— START Dataset records —

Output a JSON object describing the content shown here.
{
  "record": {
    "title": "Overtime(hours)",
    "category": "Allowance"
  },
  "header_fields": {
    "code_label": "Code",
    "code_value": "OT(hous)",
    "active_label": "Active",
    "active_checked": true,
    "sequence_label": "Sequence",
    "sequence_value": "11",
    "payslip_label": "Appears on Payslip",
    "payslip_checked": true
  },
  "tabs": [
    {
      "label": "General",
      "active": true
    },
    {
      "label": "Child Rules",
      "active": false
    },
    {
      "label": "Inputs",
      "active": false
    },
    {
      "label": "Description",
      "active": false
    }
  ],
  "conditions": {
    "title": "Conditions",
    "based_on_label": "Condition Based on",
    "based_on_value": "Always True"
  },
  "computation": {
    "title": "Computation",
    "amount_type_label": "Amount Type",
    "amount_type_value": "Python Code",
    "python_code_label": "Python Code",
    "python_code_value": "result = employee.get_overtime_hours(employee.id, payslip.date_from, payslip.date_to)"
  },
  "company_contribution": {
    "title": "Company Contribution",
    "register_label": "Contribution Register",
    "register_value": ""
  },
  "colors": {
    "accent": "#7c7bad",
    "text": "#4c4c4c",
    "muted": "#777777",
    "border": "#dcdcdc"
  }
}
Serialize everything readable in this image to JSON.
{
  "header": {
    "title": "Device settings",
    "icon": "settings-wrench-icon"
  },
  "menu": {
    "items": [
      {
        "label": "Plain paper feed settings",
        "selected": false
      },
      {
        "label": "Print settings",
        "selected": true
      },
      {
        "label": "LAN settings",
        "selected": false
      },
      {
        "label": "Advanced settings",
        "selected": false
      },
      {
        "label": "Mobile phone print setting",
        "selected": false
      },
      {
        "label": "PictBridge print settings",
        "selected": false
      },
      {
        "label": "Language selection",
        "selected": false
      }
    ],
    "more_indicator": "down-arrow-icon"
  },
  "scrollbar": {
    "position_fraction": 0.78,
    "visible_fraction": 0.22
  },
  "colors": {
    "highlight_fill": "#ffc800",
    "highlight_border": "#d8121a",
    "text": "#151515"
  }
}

— END Dataset records —

Exercise: Repeat the listing above without any change.

Written answer:
Output a JSON object describing the content shown here.
{
  "record": {
    "title": "Overtime(hours)",
    "category": "Allowance"
  },
  "header_fields": {
    "code_label": "Code",
    "code_value": "OT(hous)",
    "active_label": "Active",
    "active_checked": true,
    "sequence_label": "Sequence",
    "sequence_value": "11",
    "payslip_label": "Appears on Payslip",
    "payslip_checked": true
  },
  "tabs": [
    {
      "label": "General",
      "active": true
    },
    {
      "label": "Child Rules",
      "active": false
    },
    {
      "label": "Inputs",
      "active": false
    },
    {
      "label": "Description",
      "active": false
    }
  ],
  "conditions": {
    "title": "Conditions",
    "based_on_label": "Condition Based on",
    "based_on_value": "Always True"
  },
  "computation": {
    "title": "Computation",
    "amount_type_label": "Amount Type",
    "amount_type_value": "Python Code",
    "python_code_label": "Python Code",
    "python_code_value": "result = employee.get_overtime_hours(employee.id, payslip.date_from, payslip.date_to)"
  },
  "company_contribution": {
    "title": "Company Contribution",
    "register_label": "Contribution Register",
    "register_value": ""
  },
  "colors": {
    "accent": "#7c7bad",
    "text": "#4c4c4c",
    "muted": "#777777",
    "border": "#dcdcdc"
  }
}
Serialize everything readable in this image to JSON.
{
  "header": {
    "title": "Device settings",
    "icon": "settings-wrench-icon"
  },
  "menu": {
    "items": [
      {
        "label": "Plain paper feed settings",
        "selected": false
      },
      {
        "label": "Print settings",
        "selected": true
      },
      {
        "label": "LAN settings",
        "selected": false
      },
      {
        "label": "Advanced settings",
        "selected": false
      },
      {
        "label": "Mobile phone print setting",
        "selected": false
      },
      {
        "label": "PictBridge print settings",
        "selected": false
      },
      {
        "label": "Language selection",
        "selected": false
      }
    ],
    "more_indicator": "down-arrow-icon"
  },
  "scrollbar": {
    "position_fraction": 0.78,
    "visible_fraction": 0.22
  },
  "colors": {
    "highlight_fill": "#ffc800",
    "highlight_border": "#d8121a",
    "text": "#151515"
  }
}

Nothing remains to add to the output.